» **GIVEN TASK**: Copy each line that holds "text".
· · · ·
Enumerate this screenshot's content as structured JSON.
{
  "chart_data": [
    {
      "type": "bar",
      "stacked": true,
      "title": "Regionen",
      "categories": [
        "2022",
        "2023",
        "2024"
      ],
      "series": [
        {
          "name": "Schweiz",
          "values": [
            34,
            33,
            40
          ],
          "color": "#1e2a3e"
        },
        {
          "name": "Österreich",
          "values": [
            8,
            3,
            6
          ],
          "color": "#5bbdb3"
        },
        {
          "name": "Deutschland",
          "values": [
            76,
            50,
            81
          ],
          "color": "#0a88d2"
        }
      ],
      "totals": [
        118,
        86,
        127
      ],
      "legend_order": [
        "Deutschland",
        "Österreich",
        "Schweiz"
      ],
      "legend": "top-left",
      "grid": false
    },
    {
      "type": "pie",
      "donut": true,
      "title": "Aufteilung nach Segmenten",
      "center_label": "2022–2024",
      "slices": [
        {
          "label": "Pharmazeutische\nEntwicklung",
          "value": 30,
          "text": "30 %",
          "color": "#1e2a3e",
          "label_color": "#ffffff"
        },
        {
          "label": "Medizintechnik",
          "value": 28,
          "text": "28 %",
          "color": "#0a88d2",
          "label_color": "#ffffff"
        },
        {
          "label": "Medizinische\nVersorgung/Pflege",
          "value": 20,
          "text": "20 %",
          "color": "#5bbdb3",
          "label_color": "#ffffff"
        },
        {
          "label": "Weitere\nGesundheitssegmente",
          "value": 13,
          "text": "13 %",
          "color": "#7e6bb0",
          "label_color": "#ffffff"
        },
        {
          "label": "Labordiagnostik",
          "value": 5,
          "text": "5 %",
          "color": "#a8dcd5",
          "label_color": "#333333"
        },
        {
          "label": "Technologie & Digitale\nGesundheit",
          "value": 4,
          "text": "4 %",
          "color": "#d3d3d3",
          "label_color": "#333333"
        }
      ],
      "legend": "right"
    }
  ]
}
· · · ·
» **FULL ANSWER**:
          "text": "30 %",
          "text": "28 %",
          "text": "20 %",
          "text": "13 %",
          "text": "5 %",
          "text": "4 %",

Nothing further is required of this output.